AUFGABEN ▸
- a) Nennen Sie der Reihe nach alle durch Pfeile verbundenen Glieder der Kette, die in der Forendiskussion zum Speichern des Programms im Wago 750-881 als Beispiel angeführt werden.
- b) Führen Sie die Forendiskussion zum Speichern des Programms im Wago 750-881 im Anschluss an den letzten Beitrag fort.

ANGEZEIGTER TEXT ▸
┄┄┄┄┄┄
# Speichern des Programmes in Wago 750-881



## shrek23 (21 Juli 2012)

Hallo,

ich habe folgende Frage:
Ist es möglich das komplette Programm ( kleiner interner Speicher ) in den Controller zu schreiben.
Hintergrund - Ich möchte das Programm auslesen können ohne es offline auf meinem PG zu besitzen.

Im Codesys gibt es die Möglichkeit " Datei in Steuerung schreiben " . Leider ohne gewünschte Funktion.

Vieleicht hat jemand von Euch einen Tipp !

Danke im Voraus !!


----------



## gravieren (21 Juli 2012)

Hi

Ich verstehe nicht was du meinst.

Tip:   
Der 750-880 hätte eine SD-Card mit bis zu 8 GB Speicher.
Hiermit ist es möglich beim "Starten des Controllers" einen bestimmten Programmteil in den Controller zu schreiben und starten.

Also z.b.    Programm-Update --> Programm zum Kunden senden --> Kunde schreibt es auf die SD-Karte --> Reinstecken in den SD-Slot des 750-880  --> Aus/Einschalten -->O.K.
┄┄┄┄┄┄
EINTRÄGE ▸
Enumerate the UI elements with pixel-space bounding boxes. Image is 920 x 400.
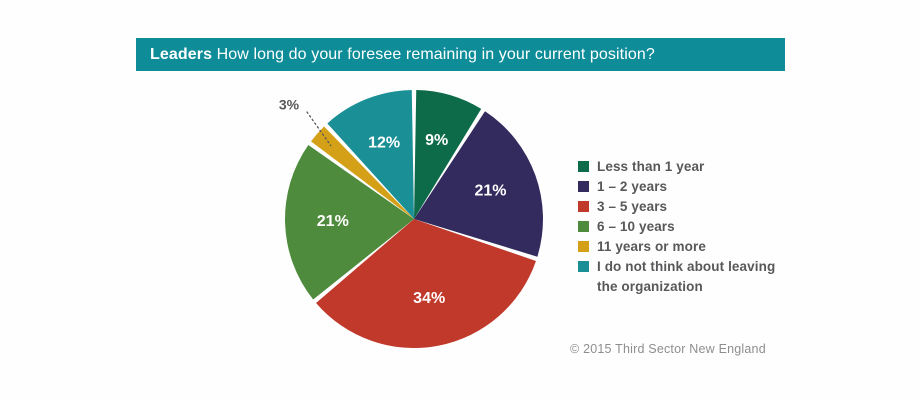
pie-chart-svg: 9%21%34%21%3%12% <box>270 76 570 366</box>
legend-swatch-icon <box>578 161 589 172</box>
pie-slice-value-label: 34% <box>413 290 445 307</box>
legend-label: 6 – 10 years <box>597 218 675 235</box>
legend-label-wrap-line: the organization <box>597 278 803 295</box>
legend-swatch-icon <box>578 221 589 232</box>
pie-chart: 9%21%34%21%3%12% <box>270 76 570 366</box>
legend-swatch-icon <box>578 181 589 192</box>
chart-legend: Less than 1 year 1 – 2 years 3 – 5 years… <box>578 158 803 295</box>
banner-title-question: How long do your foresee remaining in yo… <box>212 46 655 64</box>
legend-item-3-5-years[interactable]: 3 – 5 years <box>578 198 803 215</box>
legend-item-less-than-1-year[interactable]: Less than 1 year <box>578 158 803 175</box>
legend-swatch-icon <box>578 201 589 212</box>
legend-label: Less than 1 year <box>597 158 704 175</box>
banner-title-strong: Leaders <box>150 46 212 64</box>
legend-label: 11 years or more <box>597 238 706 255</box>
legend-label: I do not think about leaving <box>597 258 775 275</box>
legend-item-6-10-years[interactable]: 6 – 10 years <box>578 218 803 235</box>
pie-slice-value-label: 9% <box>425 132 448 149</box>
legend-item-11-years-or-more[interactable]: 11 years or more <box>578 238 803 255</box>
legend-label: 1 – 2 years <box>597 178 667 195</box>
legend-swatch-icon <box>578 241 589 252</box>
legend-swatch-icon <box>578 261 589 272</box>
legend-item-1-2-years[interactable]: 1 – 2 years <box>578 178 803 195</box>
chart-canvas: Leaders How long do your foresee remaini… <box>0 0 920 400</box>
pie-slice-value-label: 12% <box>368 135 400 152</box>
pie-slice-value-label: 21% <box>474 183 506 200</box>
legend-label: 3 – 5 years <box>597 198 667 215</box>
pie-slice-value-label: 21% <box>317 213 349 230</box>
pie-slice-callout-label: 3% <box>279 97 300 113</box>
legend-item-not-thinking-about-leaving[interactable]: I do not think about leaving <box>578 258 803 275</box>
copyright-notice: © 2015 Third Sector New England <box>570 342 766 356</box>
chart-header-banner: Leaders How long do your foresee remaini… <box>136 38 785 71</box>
┄┄┄┄┄┄
ANTWORTEN IN REIHENFOLGE ▸
- a)
1. Programm-Update
2. Programm zum Kunden senden
3. Kunde schreibt es auf die SD-Karte
4. Reinstecken in den SD-Slot des 750-880
5. Aus/Einschalten
6. O.K.

- b)
Gruß Karl


----------



## shrek23 (22 Juli 2012)

Hallo Karl,

vielen Dank für deine Antwort.
Ich habe meine Frage wohl nicht ausreichend formuliert.

Ich möchte ein *Komplettes Programm* auf den internen Speicher des Controllers übertragen.
Danach soll es möglich sein das Programm vom Controller *wieder herunterzuladen um es zu bearbeiten.*
Der 750-881 hat keine Speicherkarte sondern nur den internen Speicher ( welcher aber für kleine Programme ausreichen sollte )

Beispiel:

Ich schreibe ein Programm in den Controller. ( Dieses befindet sich zusätzlich auf meinem PG )
Nun bekommt den Controller eine zweite Person.
Diese soll die Möglichkeit haben das gesamte Programm aus dem Controller auf Ihr PG zu laden.

Ich hoffe ich habe mich jetzt deutlicher ausgedrückt.

MfG
Mikey


----------



## Markus Rupp (22 Juli 2012)

Lade die komplette Projektierung doch auf den WebServer (FTP). Dieser sollte nach meinem Wissen Null-Spannungssicher sein. So machen es einige bekannte von mir


----------



## gravieren (22 Juli 2012)

Hi


Rupp schrieb:


> Lade die komplette Projektierung doch auf den WebServer (FTP). Dieser sollte nach meinem Wissen Null-Spannungssicher sein. So machen es einige bekannte von mir


Das wäre deine Lösung.
Also gib in deinem Browser ein:     

ftp:\\192.168.1.1      (Hier sollte die IP deine Controllers stehen)
Name: admin     Kennwort:  wago

Wenn die den IE hast --> Ansicht --> als ftp.

Fertig.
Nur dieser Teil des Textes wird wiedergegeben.